DIRECTION: Provide nothing beyond the count of lines that include the string "dozen".

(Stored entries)

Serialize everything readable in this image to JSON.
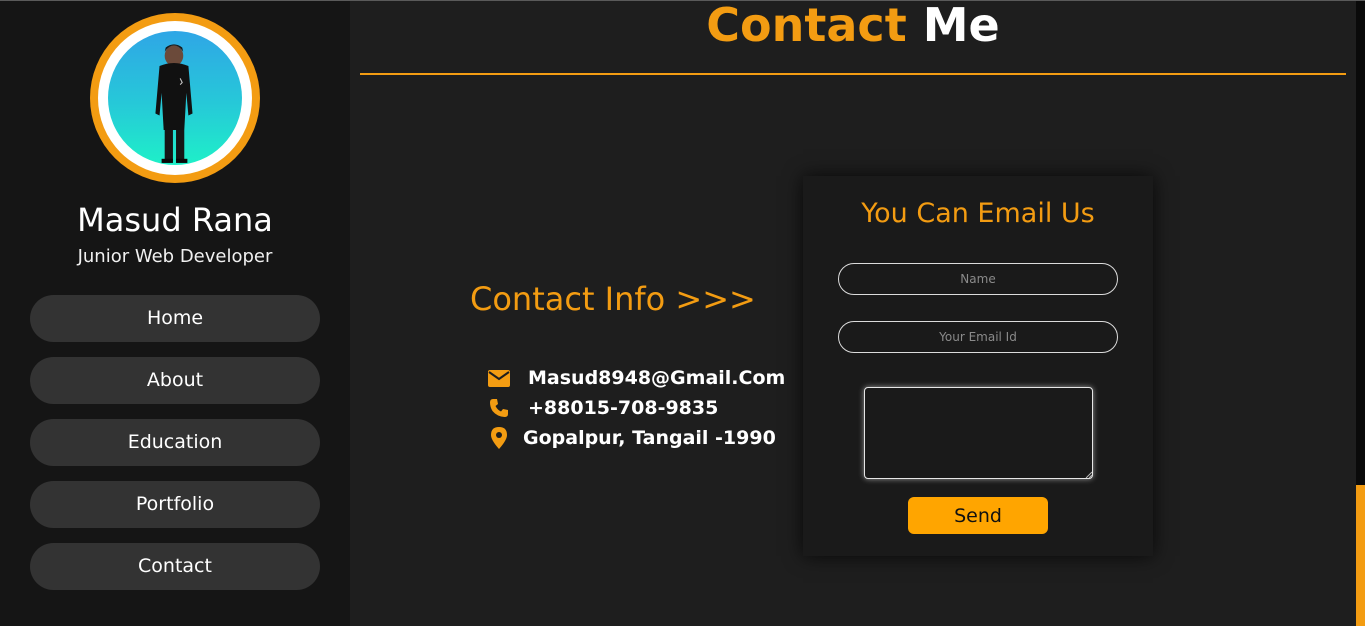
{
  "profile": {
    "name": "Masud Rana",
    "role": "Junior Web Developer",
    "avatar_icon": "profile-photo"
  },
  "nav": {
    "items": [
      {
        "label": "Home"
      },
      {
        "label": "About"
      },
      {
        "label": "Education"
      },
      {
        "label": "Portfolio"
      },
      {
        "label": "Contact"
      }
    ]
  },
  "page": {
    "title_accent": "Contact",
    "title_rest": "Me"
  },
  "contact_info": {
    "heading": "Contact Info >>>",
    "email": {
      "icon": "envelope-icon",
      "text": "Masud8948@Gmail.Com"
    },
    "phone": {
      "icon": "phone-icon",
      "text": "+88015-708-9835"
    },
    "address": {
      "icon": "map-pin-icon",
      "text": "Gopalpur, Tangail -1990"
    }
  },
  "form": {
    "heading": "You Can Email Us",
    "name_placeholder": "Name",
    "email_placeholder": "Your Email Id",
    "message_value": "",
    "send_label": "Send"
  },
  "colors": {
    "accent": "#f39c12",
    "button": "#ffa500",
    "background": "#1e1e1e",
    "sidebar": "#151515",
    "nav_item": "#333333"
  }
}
...
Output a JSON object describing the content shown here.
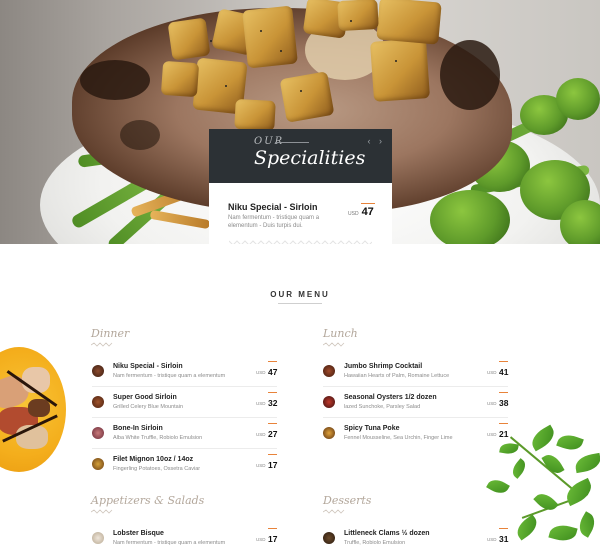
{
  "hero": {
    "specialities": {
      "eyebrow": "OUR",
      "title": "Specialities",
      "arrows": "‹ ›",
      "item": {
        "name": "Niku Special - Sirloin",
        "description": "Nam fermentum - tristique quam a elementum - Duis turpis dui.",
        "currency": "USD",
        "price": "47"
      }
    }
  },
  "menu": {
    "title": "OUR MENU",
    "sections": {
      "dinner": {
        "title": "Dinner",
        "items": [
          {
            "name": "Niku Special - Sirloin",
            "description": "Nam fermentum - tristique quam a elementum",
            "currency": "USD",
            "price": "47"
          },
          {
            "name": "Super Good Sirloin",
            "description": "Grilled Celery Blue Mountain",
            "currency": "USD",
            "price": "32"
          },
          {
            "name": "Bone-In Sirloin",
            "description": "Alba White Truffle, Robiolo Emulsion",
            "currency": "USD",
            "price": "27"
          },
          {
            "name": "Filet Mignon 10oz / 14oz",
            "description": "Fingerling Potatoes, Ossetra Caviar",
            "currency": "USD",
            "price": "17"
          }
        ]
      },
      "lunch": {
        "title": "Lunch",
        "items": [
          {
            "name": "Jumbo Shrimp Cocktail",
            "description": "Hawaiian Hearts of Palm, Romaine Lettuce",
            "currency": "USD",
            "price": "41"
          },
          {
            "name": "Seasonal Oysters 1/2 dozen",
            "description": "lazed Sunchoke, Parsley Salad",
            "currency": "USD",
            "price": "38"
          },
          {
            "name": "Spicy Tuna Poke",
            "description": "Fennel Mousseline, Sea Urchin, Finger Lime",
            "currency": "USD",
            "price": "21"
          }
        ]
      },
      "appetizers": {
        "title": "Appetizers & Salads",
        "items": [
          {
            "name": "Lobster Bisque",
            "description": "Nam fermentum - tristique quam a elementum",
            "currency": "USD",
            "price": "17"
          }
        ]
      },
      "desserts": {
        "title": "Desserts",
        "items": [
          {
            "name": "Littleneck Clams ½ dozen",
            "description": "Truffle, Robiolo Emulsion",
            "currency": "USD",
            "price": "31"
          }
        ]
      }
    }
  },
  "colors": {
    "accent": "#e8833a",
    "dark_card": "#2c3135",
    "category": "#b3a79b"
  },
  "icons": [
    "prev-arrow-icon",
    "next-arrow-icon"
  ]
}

TASK SOLUTION: 2